(Records from a collection)
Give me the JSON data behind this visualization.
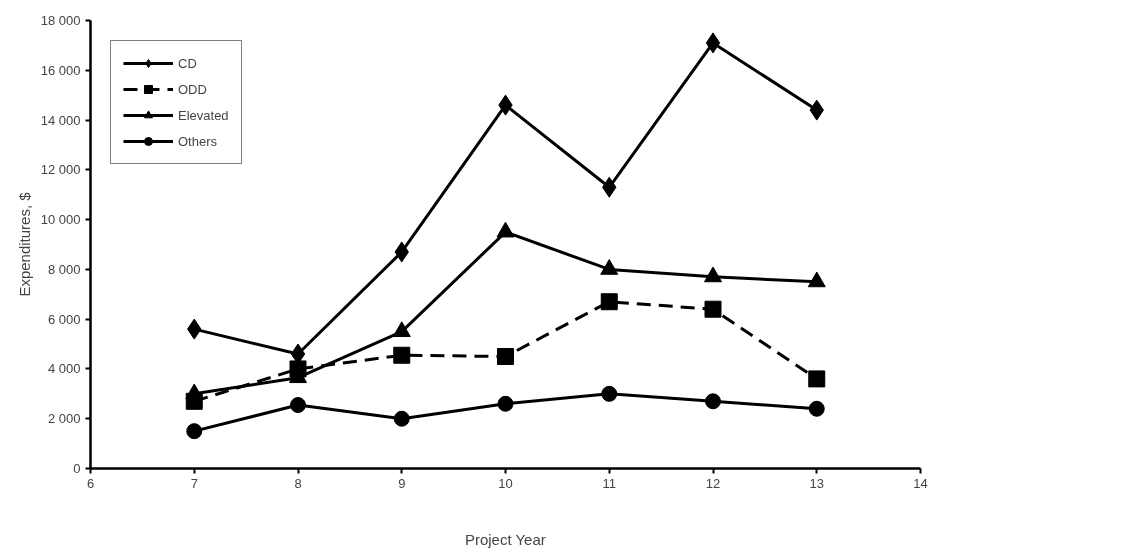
{
  "chart_data": {
    "type": "line",
    "xlabel": "Project Year",
    "ylabel": "Expenditures, $",
    "x": [
      7,
      8,
      9,
      10,
      11,
      12,
      13
    ],
    "series": [
      {
        "name": "CD",
        "color": "#000000",
        "marker": "diamond",
        "line_style": "solid",
        "values": [
          5600,
          4600,
          8700,
          14600,
          11300,
          17100,
          14400
        ]
      },
      {
        "name": "ODD",
        "color": "#000000",
        "marker": "square",
        "line_style": "dashed",
        "values": [
          2700,
          4000,
          4550,
          4500,
          6700,
          6400,
          3600
        ]
      },
      {
        "name": "Elevated",
        "color": "#000000",
        "marker": "triangle",
        "line_style": "solid",
        "values": [
          3000,
          3650,
          5500,
          9500,
          8000,
          7700,
          7500
        ]
      },
      {
        "name": "Others",
        "color": "#000000",
        "marker": "circle",
        "line_style": "solid",
        "values": [
          1500,
          2550,
          2000,
          2600,
          3000,
          2700,
          2400
        ]
      }
    ],
    "xlim": [
      6,
      14
    ],
    "xticks": [
      6,
      7,
      8,
      9,
      10,
      11,
      12,
      13,
      14
    ],
    "ylim": [
      0,
      18000
    ],
    "yticks": [
      0,
      {
        "value": 2000,
        "label": "2 000"
      },
      {
        "value": 4000,
        "label": "4 000"
      },
      {
        "value": 6000,
        "label": "6 000"
      },
      {
        "value": 8000,
        "label": "8 000"
      },
      {
        "value": 10000,
        "label": "10 000"
      },
      {
        "value": 12000,
        "label": "12 000"
      },
      {
        "value": 14000,
        "label": "14 000"
      },
      {
        "value": 16000,
        "label": "16 000"
      },
      {
        "value": 18000,
        "label": "18 000"
      }
    ],
    "grid": false,
    "legend": "top left"
  }
}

▶ Short task: Restate the whole listing above exactly, except for its images.

▶ Solution to this exercise:
Give me the JSON data behind this visualization.
{
  "chart_data": {
    "type": "line",
    "xlabel": "Project Year",
    "ylabel": "Expenditures, $",
    "x": [
      7,
      8,
      9,
      10,
      11,
      12,
      13
    ],
    "series": [
      {
        "name": "CD",
        "color": "#000000",
        "marker": "diamond",
        "line_style": "solid",
        "values": [
          5600,
          4600,
          8700,
          14600,
          11300,
          17100,
          14400
        ]
      },
      {
        "name": "ODD",
        "color": "#000000",
        "marker": "square",
        "line_style": "dashed",
        "values": [
          2700,
          4000,
          4550,
          4500,
          6700,
          6400,
          3600
        ]
      },
      {
        "name": "Elevated",
        "color": "#000000",
        "marker": "triangle",
        "line_style": "solid",
        "values": [
          3000,
          3650,
          5500,
          9500,
          8000,
          7700,
          7500
        ]
      },
      {
        "name": "Others",
        "color": "#000000",
        "marker": "circle",
        "line_style": "solid",
        "values": [
          1500,
          2550,
          2000,
          2600,
          3000,
          2700,
          2400
        ]
      }
    ],
    "xlim": [
      6,
      14
    ],
    "xticks": [
      6,
      7,
      8,
      9,
      10,
      11,
      12,
      13,
      14
    ],
    "ylim": [
      0,
      18000
    ],
    "yticks": [
      0,
      {
        "value": 2000,
        "label": "2 000"
      },
      {
        "value": 4000,
        "label": "4 000"
      },
      {
        "value": 6000,
        "label": "6 000"
      },
      {
        "value": 8000,
        "label": "8 000"
      },
      {
        "value": 10000,
        "label": "10 000"
      },
      {
        "value": 12000,
        "label": "12 000"
      },
      {
        "value": 14000,
        "label": "14 000"
      },
      {
        "value": 16000,
        "label": "16 000"
      },
      {
        "value": 18000,
        "label": "18 000"
      }
    ],
    "grid": false,
    "legend": "top left"
  }
}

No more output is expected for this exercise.